[Data extracted from a collection]
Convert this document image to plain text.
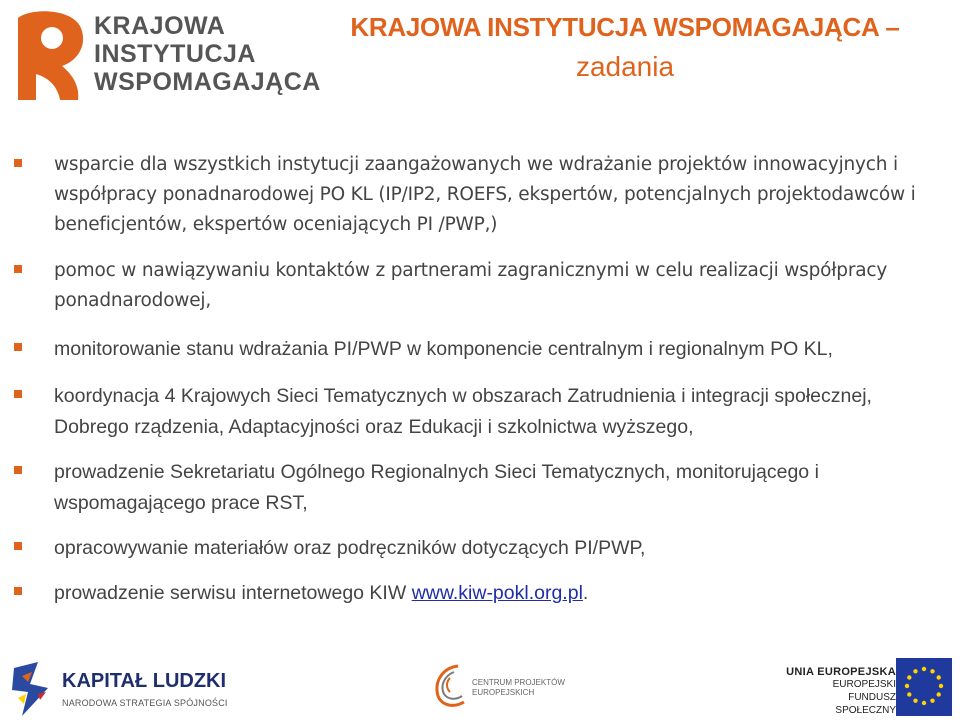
KRAJOWA
INSTYTUCJA
WSPOMAGAJĄCA
KRAJOWA INSTYTUCJA WSPOMAGAJĄCA –
zadania
wsparcie dla wszystkich instytucji zaangażowanych we wdrażanie projektów innowacyjnych i współpracy ponadnarodowej PO KL (IP/IP2, ROEFS, ekspertów, potencjalnych projektodawców i beneficjentów, ekspertów oceniających PI /PWP,)
pomoc w nawiązywaniu kontaktów z partnerami zagranicznymi w celu realizacji współpracy ponadnarodowej,
monitorowanie stanu wdrażania PI/PWP w komponencie centralnym i regionalnym PO KL,
koordynacja 4 Krajowych Sieci Tematycznych w obszarach Zatrudnienia i integracji społecznej, Dobrego rządzenia, Adaptacyjności oraz Edukacji i szkolnictwa wyższego,
prowadzenie Sekretariatu Ogólnego Regionalnych Sieci Tematycznych, monitorującego i wspomagającego prace RST,
opracowywanie materiałów oraz podręczników dotyczących PI/PWP,
prowadzenie serwisu internetowego KIW www.kiw-pokl.org.pl.
KAPITAŁ LUDZKI
NARODOWA STRATEGIA SPÓJNOŚCI
CENTRUM PROJEKTÓW
EUROPEJSKICH
UNIA EUROPEJSKA
EUROPEJSKI
FUNDUSZ SPOŁECZNY
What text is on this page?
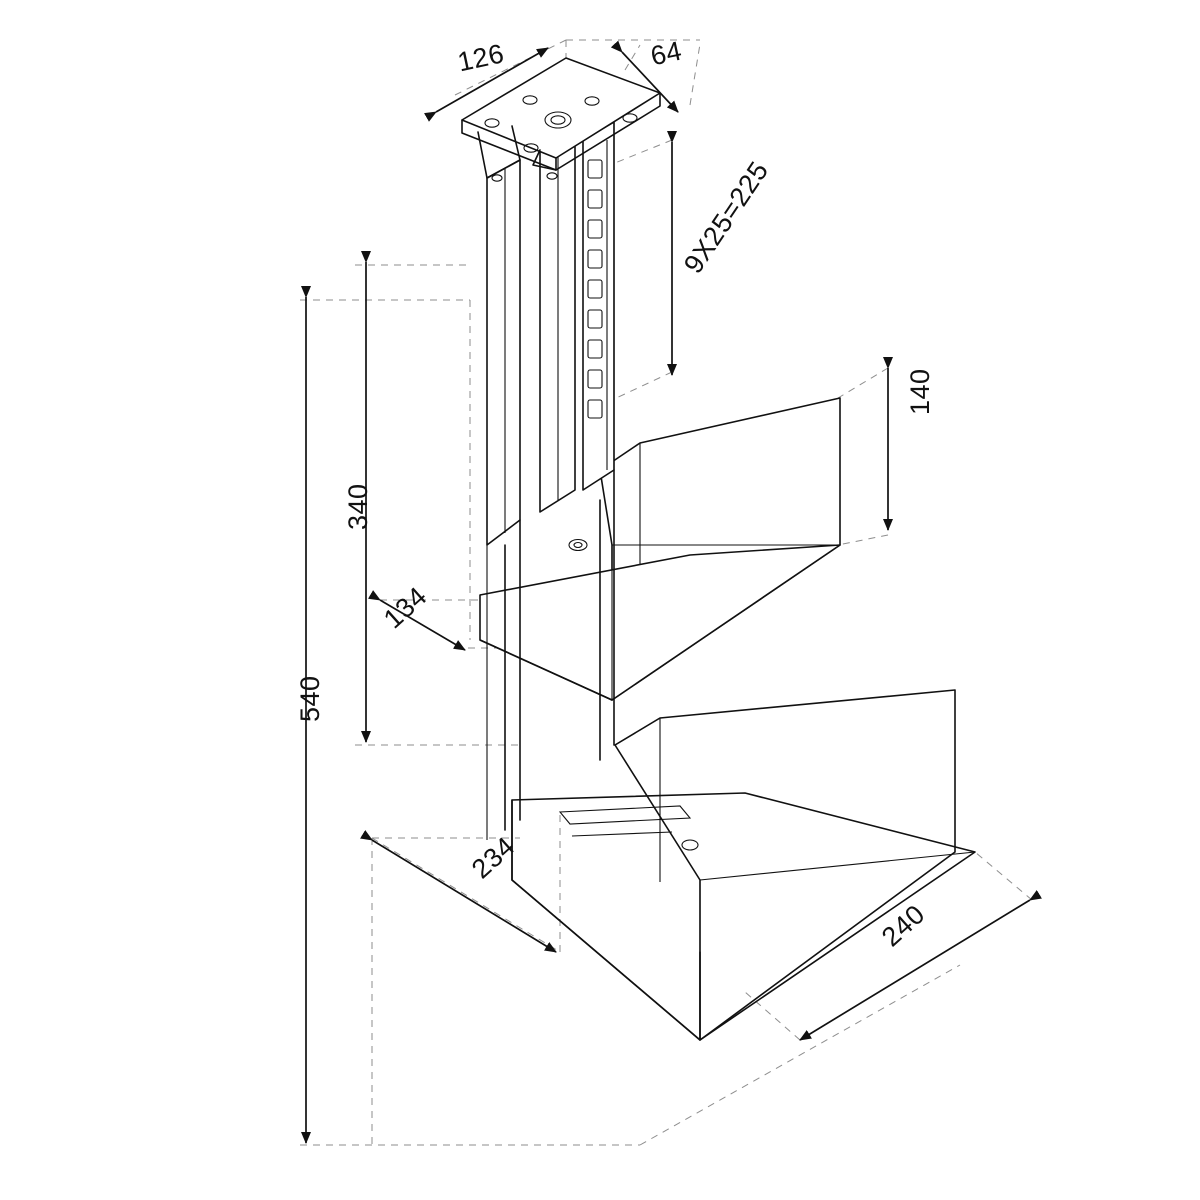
126	64
9X25=225
140
340
134
540
234
240
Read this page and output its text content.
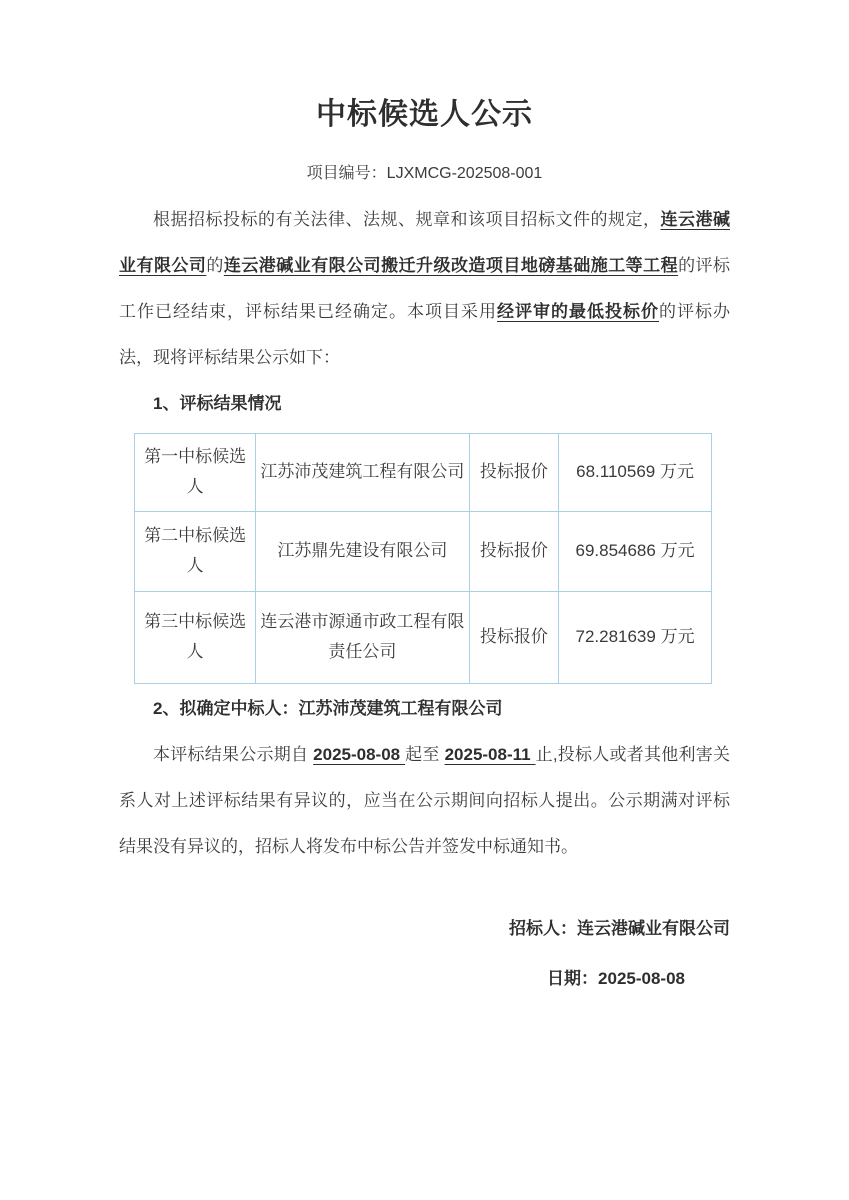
中标候选人公示
项目编号：LJXMCG-202508-001

根据招标投标的有关法律、法规、规章和该项目招标文件的规定，连云港碱业有限公司的连云港碱业有限公司搬迁升级改造项目地磅基础施工等工程的评标工作已经结束，评标结果已经确定。本项目采用经评审的最低投标价的评标办法，现将评标结果公示如下：

1、评标结果情况

第一中标候选人	江苏沛茂建筑工程有限公司	投标报价	68.110569 万元
第二中标候选人	江苏鼎先建设有限公司	投标报价	69.854686 万元
第三中标候选人	连云港市源通市政工程有限责任公司	投标报价	72.281639 万元

2、拟确定中标人：江苏沛茂建筑工程有限公司

本评标结果公示期自 2025-08-08 起至 2025-08-11 止,投标人或者其他利害关系人对上述评标结果有异议的，应当在公示期间向招标人提出。公示期满对评标结果没有异议的，招标人将发布中标公告并签发中标通知书。

招标人：连云港碱业有限公司
日期：2025-08-08
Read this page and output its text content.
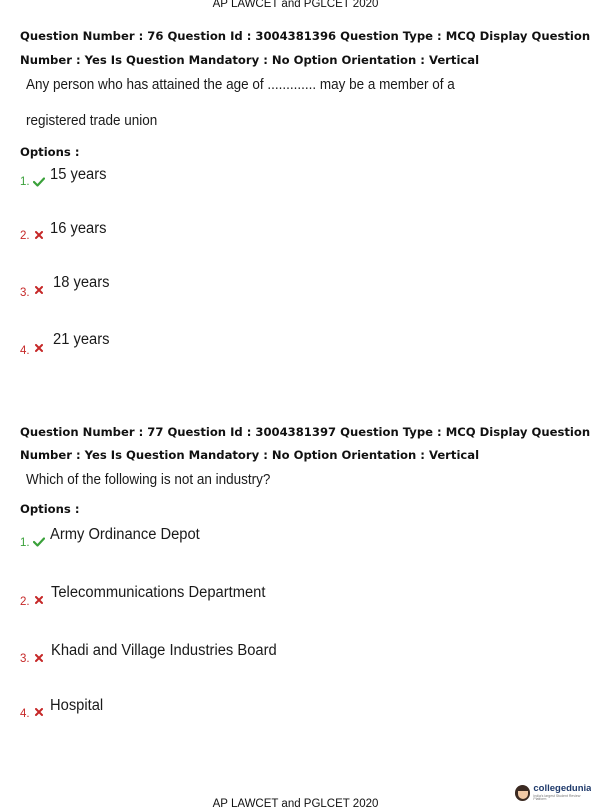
AP LAWCET and PGLCET 2020
Question Number : 76 Question Id : 3004381396 Question Type : MCQ Display Question
Number : Yes Is Question Mandatory : No Option Orientation : Vertical
Any person who has attained the age of ............. may be a member of a
registered trade union
Options :
1. 15 years
2. 16 years
3.
18 years
4.
21 years
Question Number : 77 Question Id : 3004381397 Question Type : MCQ Display Question
Number : Yes Is Question Mandatory : No Option Orientation : Vertical
Which of the following is not an industry?
Options :
1. Army Ordinance Depot
2.
Telecommunications Department
3. Khadi and Village Industries Board
4. Hospital
collegedunia
India's largest Student Review Platform
AP LAWCET and PGLCET 2020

*GIVEN REQUEST:*
Say how many lines in the records hold the string "ponadnarodowej", and say nothing else.

*ANSWER TO THIS PROBLEM:*
2